> _DATA TO PROCESS_
========

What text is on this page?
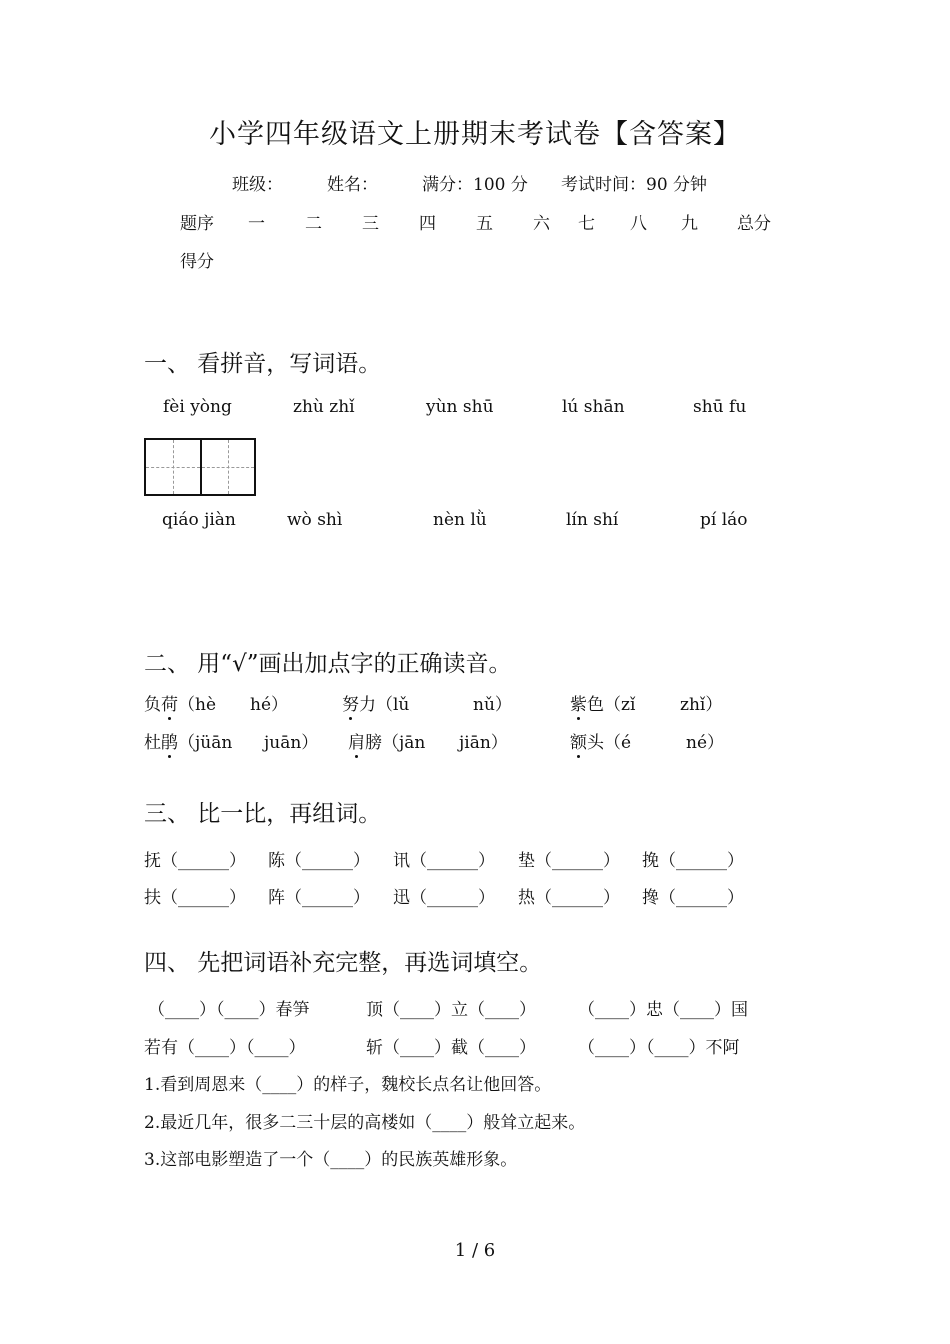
小学四年级语文上册期末考试卷【含答案】
班级：	姓名：	满分：100 分 考试时间：90 分钟
题序 一 二 三 四 五 六 七 八 九 总分
得分
一、 看拼音，写词语。
fèi yòng	zhù zhǐ	yùn shū	lú shān	shū fu
qiáo jiàn	wò shì	nèn lǜ	lín shí	pí láo
二、 用“√”画出加点字的正确读音。
负荷（hè hé）	努力（lǔ	nǔ）	紫色（zǐ	zhǐ）
杜鹃（jüān juān） 肩膀（jān jiān）	额头（é	né）
三、 比一比，再组词。
抚（______） 陈（______） 讯（______） 垫（______） 挽（______）
扶（______） 阵（______） 迅（______） 热（______） 搀（______）
四、 先把词语补充完整，再选词填空。
（____）（____）春笋	顶（____）立（____） （____）忠（____）国
若有（____）（____）	斩（____）截（____） （____）（____）不阿
1.看到周恩来（____）的样子，魏校长点名让他回答。
2.最近几年，很多二三十层的高楼如（____）般耸立起来。
3.这部电影塑造了一个（____）的民族英雄形象。
1 / 6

========

> _WHAT YOU SHOULD DO_
Quote every record above exactly, omitting any pictures they contain.

> _WORKED ANSWER_
What text is on this page?
小学四年级语文上册期末考试卷【含答案】
班级：	姓名：	满分：100 分 考试时间：90 分钟
题序 一 二 三 四 五 六 七 八 九 总分
得分
一、 看拼音，写词语。
fèi yòng	zhù zhǐ	yùn shū	lú shān	shū fu
qiáo jiàn	wò shì	nèn lǜ	lín shí	pí láo
二、 用“√”画出加点字的正确读音。
负荷（hè hé）	努力（lǔ	nǔ）	紫色（zǐ	zhǐ）
杜鹃（jüān juān） 肩膀（jān jiān）	额头（é	né）
三、 比一比，再组词。
抚（______） 陈（______） 讯（______） 垫（______） 挽（______）
扶（______） 阵（______） 迅（______） 热（______） 搀（______）
四、 先把词语补充完整，再选词填空。
（____）（____）春笋	顶（____）立（____） （____）忠（____）国
若有（____）（____）	斩（____）截（____） （____）（____）不阿
1.看到周恩来（____）的样子，魏校长点名让他回答。
2.最近几年，很多二三十层的高楼如（____）般耸立起来。
3.这部电影塑造了一个（____）的民族英雄形象。
1 / 6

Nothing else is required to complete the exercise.